◆ INSTRUCTIONS FOR THE TASK: Write the material out again, line by line, exactly as it is.

[Items listed in a dataset]

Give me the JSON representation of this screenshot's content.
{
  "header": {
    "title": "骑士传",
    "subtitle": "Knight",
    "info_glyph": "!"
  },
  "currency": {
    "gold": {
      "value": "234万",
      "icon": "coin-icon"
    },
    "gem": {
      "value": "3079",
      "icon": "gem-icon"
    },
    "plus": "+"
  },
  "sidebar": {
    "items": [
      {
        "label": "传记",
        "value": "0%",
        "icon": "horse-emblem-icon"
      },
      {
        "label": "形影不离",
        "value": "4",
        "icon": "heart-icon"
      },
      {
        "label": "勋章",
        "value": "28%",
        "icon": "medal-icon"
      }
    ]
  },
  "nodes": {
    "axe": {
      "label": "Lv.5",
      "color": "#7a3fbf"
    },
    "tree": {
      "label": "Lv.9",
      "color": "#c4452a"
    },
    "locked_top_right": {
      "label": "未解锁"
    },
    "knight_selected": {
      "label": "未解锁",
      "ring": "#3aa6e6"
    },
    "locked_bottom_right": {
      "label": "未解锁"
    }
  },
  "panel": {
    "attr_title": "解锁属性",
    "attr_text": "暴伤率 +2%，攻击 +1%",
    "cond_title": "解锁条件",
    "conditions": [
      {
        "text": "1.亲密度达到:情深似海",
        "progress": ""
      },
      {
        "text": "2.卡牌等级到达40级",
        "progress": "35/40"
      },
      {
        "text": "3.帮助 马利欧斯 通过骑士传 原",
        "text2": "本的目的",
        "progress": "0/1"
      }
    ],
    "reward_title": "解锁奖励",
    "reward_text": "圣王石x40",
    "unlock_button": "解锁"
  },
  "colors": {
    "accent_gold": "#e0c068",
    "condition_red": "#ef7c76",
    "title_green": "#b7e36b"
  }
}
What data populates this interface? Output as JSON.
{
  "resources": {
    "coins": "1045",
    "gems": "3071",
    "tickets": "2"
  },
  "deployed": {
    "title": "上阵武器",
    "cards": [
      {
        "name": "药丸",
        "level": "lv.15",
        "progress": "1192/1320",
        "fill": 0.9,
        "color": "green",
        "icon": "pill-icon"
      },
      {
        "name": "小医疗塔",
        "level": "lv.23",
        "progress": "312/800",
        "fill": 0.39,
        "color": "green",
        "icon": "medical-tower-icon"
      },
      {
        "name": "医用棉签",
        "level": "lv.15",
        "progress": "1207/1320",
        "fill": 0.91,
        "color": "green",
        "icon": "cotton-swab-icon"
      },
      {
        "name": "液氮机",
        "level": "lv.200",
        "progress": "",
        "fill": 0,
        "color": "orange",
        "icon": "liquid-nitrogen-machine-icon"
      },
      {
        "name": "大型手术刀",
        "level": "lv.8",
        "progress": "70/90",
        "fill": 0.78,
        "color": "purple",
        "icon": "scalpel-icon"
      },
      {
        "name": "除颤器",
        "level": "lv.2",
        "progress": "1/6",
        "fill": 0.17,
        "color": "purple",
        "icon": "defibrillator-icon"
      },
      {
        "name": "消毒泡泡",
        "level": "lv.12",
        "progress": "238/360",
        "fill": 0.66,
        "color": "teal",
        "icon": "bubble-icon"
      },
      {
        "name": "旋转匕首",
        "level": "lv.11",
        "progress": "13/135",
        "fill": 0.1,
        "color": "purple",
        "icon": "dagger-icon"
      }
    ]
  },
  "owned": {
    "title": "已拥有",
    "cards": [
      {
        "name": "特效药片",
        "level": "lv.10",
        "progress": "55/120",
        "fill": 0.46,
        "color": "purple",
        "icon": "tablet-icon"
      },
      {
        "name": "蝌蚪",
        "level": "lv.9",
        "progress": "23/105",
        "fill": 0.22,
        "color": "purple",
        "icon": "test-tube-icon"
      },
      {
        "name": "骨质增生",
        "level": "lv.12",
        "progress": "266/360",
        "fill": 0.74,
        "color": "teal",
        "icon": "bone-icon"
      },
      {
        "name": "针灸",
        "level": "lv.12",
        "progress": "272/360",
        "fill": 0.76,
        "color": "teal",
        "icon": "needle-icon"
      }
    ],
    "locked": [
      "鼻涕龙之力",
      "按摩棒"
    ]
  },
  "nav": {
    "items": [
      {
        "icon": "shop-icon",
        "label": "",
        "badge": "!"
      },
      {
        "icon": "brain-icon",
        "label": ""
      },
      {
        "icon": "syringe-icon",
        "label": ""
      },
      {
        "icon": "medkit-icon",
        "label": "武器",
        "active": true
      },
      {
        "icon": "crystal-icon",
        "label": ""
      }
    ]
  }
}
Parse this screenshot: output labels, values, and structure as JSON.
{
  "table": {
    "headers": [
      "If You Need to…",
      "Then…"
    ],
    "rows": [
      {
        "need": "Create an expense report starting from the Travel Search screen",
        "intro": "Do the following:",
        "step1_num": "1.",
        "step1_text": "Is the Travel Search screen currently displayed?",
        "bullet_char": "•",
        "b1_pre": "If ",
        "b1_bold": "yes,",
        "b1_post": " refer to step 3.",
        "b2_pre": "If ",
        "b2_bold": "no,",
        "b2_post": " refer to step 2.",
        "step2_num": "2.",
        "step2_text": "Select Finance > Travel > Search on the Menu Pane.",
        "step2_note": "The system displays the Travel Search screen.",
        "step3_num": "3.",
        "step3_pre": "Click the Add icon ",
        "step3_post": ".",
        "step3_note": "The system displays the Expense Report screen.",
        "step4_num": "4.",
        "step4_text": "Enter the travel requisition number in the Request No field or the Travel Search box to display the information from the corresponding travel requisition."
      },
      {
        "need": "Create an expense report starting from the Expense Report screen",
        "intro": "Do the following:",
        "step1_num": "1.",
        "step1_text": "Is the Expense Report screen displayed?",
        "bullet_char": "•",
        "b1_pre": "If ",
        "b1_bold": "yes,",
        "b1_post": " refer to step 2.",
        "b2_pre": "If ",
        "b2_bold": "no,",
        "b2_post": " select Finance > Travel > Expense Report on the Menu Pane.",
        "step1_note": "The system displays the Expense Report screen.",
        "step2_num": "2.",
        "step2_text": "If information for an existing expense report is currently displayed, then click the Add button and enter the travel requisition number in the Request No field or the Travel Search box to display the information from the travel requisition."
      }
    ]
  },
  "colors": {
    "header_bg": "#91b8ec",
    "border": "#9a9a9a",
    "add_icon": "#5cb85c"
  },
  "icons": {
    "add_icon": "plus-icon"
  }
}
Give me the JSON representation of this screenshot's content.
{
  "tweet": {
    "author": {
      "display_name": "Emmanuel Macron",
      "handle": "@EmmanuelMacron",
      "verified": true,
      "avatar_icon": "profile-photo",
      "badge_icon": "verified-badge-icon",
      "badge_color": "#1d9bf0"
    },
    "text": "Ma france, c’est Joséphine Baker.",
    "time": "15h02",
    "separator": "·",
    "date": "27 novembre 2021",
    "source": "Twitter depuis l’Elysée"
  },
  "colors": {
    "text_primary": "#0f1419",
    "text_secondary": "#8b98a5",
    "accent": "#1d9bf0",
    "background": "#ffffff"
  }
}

◆ TASK ANSWER:
Give me the JSON representation of this screenshot's content.
{
  "header": {
    "title": "骑士传",
    "subtitle": "Knight",
    "info_glyph": "!"
  },
  "currency": {
    "gold": {
      "value": "234万",
      "icon": "coin-icon"
    },
    "gem": {
      "value": "3079",
      "icon": "gem-icon"
    },
    "plus": "+"
  },
  "sidebar": {
    "items": [
      {
        "label": "传记",
        "value": "0%",
        "icon": "horse-emblem-icon"
      },
      {
        "label": "形影不离",
        "value": "4",
        "icon": "heart-icon"
      },
      {
        "label": "勋章",
        "value": "28%",
        "icon": "medal-icon"
      }
    ]
  },
  "nodes": {
    "axe": {
      "label": "Lv.5",
      "color": "#7a3fbf"
    },
    "tree": {
      "label": "Lv.9",
      "color": "#c4452a"
    },
    "locked_top_right": {
      "label": "未解锁"
    },
    "knight_selected": {
      "label": "未解锁",
      "ring": "#3aa6e6"
    },
    "locked_bottom_right": {
      "label": "未解锁"
    }
  },
  "panel": {
    "attr_title": "解锁属性",
    "attr_text": "暴伤率 +2%，攻击 +1%",
    "cond_title": "解锁条件",
    "conditions": [
      {
        "text": "1.亲密度达到:情深似海",
        "progress": ""
      },
      {
        "text": "2.卡牌等级到达40级",
        "progress": "35/40"
      },
      {
        "text": "3.帮助 马利欧斯 通过骑士传 原",
        "text2": "本的目的",
        "progress": "0/1"
      }
    ],
    "reward_title": "解锁奖励",
    "reward_text": "圣王石x40",
    "unlock_button": "解锁"
  },
  "colors": {
    "accent_gold": "#e0c068",
    "condition_red": "#ef7c76",
    "title_green": "#b7e36b"
  }
}
What data populates this interface? Output as JSON.
{
  "resources": {
    "coins": "1045",
    "gems": "3071",
    "tickets": "2"
  },
  "deployed": {
    "title": "上阵武器",
    "cards": [
      {
        "name": "药丸",
        "level": "lv.15",
        "progress": "1192/1320",
        "fill": 0.9,
        "color": "green",
        "icon": "pill-icon"
      },
      {
        "name": "小医疗塔",
        "level": "lv.23",
        "progress": "312/800",
        "fill": 0.39,
        "color": "green",
        "icon": "medical-tower-icon"
      },
      {
        "name": "医用棉签",
        "level": "lv.15",
        "progress": "1207/1320",
        "fill": 0.91,
        "color": "green",
        "icon": "cotton-swab-icon"
      },
      {
        "name": "液氮机",
        "level": "lv.200",
        "progress": "",
        "fill": 0,
        "color": "orange",
        "icon": "liquid-nitrogen-machine-icon"
      },
      {
        "name": "大型手术刀",
        "level": "lv.8",
        "progress": "70/90",
        "fill": 0.78,
        "color": "purple",
        "icon": "scalpel-icon"
      },
      {
        "name": "除颤器",
        "level": "lv.2",
        "progress": "1/6",
        "fill": 0.17,
        "color": "purple",
        "icon": "defibrillator-icon"
      },
      {
        "name": "消毒泡泡",
        "level": "lv.12",
        "progress": "238/360",
        "fill": 0.66,
        "color": "teal",
        "icon": "bubble-icon"
      },
      {
        "name": "旋转匕首",
        "level": "lv.11",
        "progress": "13/135",
        "fill": 0.1,
        "color": "purple",
        "icon": "dagger-icon"
      }
    ]
  },
  "owned": {
    "title": "已拥有",
    "cards": [
      {
        "name": "特效药片",
        "level": "lv.10",
        "progress": "55/120",
        "fill": 0.46,
        "color": "purple",
        "icon": "tablet-icon"
      },
      {
        "name": "蝌蚪",
        "level": "lv.9",
        "progress": "23/105",
        "fill": 0.22,
        "color": "purple",
        "icon": "test-tube-icon"
      },
      {
        "name": "骨质增生",
        "level": "lv.12",
        "progress": "266/360",
        "fill": 0.74,
        "color": "teal",
        "icon": "bone-icon"
      },
      {
        "name": "针灸",
        "level": "lv.12",
        "progress": "272/360",
        "fill": 0.76,
        "color": "teal",
        "icon": "needle-icon"
      }
    ],
    "locked": [
      "鼻涕龙之力",
      "按摩棒"
    ]
  },
  "nav": {
    "items": [
      {
        "icon": "shop-icon",
        "label": "",
        "badge": "!"
      },
      {
        "icon": "brain-icon",
        "label": ""
      },
      {
        "icon": "syringe-icon",
        "label": ""
      },
      {
        "icon": "medkit-icon",
        "label": "武器",
        "active": true
      },
      {
        "icon": "crystal-icon",
        "label": ""
      }
    ]
  }
}
Parse this screenshot: output labels, values, and structure as JSON.
{
  "table": {
    "headers": [
      "If You Need to…",
      "Then…"
    ],
    "rows": [
      {
        "need": "Create an expense report starting from the Travel Search screen",
        "intro": "Do the following:",
        "step1_num": "1.",
        "step1_text": "Is the Travel Search screen currently displayed?",
        "bullet_char": "•",
        "b1_pre": "If ",
        "b1_bold": "yes,",
        "b1_post": " refer to step 3.",
        "b2_pre": "If ",
        "b2_bold": "no,",
        "b2_post": " refer to step 2.",
        "step2_num": "2.",
        "step2_text": "Select Finance > Travel > Search on the Menu Pane.",
        "step2_note": "The system displays the Travel Search screen.",
        "step3_num": "3.",
        "step3_pre": "Click the Add icon ",
        "step3_post": ".",
        "step3_note": "The system displays the Expense Report screen.",
        "step4_num": "4.",
        "step4_text": "Enter the travel requisition number in the Request No field or the Travel Search box to display the information from the corresponding travel requisition."
      },
      {
        "need": "Create an expense report starting from the Expense Report screen",
        "intro": "Do the following:",
        "step1_num": "1.",
        "step1_text": "Is the Expense Report screen displayed?",
        "bullet_char": "•",
        "b1_pre": "If ",
        "b1_bold": "yes,",
        "b1_post": " refer to step 2.",
        "b2_pre": "If ",
        "b2_bold": "no,",
        "b2_post": " select Finance > Travel > Expense Report on the Menu Pane.",
        "step1_note": "The system displays the Expense Report screen.",
        "step2_num": "2.",
        "step2_text": "If information for an existing expense report is currently displayed, then click the Add button and enter the travel requisition number in the Request No field or the Travel Search box to display the information from the travel requisition."
      }
    ]
  },
  "colors": {
    "header_bg": "#91b8ec",
    "border": "#9a9a9a",
    "add_icon": "#5cb85c"
  },
  "icons": {
    "add_icon": "plus-icon"
  }
}
Give me the JSON representation of this screenshot's content.
{
  "tweet": {
    "author": {
      "display_name": "Emmanuel Macron",
      "handle": "@EmmanuelMacron",
      "verified": true,
      "avatar_icon": "profile-photo",
      "badge_icon": "verified-badge-icon",
      "badge_color": "#1d9bf0"
    },
    "text": "Ma france, c’est Joséphine Baker.",
    "time": "15h02",
    "separator": "·",
    "date": "27 novembre 2021",
    "source": "Twitter depuis l’Elysée"
  },
  "colors": {
    "text_primary": "#0f1419",
    "text_secondary": "#8b98a5",
    "accent": "#1d9bf0",
    "background": "#ffffff"
  }
}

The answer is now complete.